● Work to complete:
Nothing in the records may be left out or altered; reproduce them all exactly.

● Input:
>>

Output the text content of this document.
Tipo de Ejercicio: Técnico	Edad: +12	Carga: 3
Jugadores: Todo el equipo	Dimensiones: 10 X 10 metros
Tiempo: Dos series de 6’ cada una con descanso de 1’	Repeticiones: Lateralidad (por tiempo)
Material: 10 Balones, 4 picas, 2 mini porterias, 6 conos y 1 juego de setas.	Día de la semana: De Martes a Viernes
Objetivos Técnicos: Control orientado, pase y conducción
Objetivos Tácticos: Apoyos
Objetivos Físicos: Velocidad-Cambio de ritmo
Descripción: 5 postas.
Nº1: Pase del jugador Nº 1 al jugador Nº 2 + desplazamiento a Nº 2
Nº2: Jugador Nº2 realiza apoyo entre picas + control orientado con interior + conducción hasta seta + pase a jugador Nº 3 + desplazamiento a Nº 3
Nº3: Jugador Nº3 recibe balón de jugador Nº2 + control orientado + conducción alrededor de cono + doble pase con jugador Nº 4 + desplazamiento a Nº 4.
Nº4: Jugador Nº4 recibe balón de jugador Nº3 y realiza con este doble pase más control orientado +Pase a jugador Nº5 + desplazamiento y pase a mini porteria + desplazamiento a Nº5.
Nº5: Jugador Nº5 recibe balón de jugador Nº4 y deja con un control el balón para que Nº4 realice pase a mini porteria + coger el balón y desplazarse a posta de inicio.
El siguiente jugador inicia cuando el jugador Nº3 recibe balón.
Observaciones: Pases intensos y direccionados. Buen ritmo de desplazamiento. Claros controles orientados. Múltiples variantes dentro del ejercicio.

<<

● Response to this task:
Output the text content of this document.
Tipo de Ejercicio: Técnico	Edad: +12	Carga: 3
Jugadores: Todo el equipo	Dimensiones: 10 X 10 metros
Tiempo: Dos series de 6’ cada una con descanso de 1’	Repeticiones: Lateralidad (por tiempo)
Material: 10 Balones, 4 picas, 2 mini porterias, 6 conos y 1 juego de setas.	Día de la semana: De Martes a Viernes
Objetivos Técnicos: Control orientado, pase y conducción
Objetivos Tácticos: Apoyos
Objetivos Físicos: Velocidad-Cambio de ritmo
Descripción: 5 postas.
Nº1: Pase del jugador Nº 1 al jugador Nº 2 + desplazamiento a Nº 2
Nº2: Jugador Nº2 realiza apoyo entre picas + control orientado con interior + conducción hasta seta + pase a jugador Nº 3 + desplazamiento a Nº 3
Nº3: Jugador Nº3 recibe balón de jugador Nº2 + control orientado + conducción alrededor de cono + doble pase con jugador Nº 4 + desplazamiento a Nº 4.
Nº4: Jugador Nº4 recibe balón de jugador Nº3 y realiza con este doble pase más control orientado +Pase a jugador Nº5 + desplazamiento y pase a mini porteria + desplazamiento a Nº5.
Nº5: Jugador Nº5 recibe balón de jugador Nº4 y deja con un control el balón para que Nº4 realice pase a mini porteria + coger el balón y desplazarse a posta de inicio.
El siguiente jugador inicia cuando el jugador Nº3 recibe balón.
Observaciones: Pases intensos y direccionados. Buen ritmo de desplazamiento. Claros controles orientados. Múltiples variantes dentro del ejercicio.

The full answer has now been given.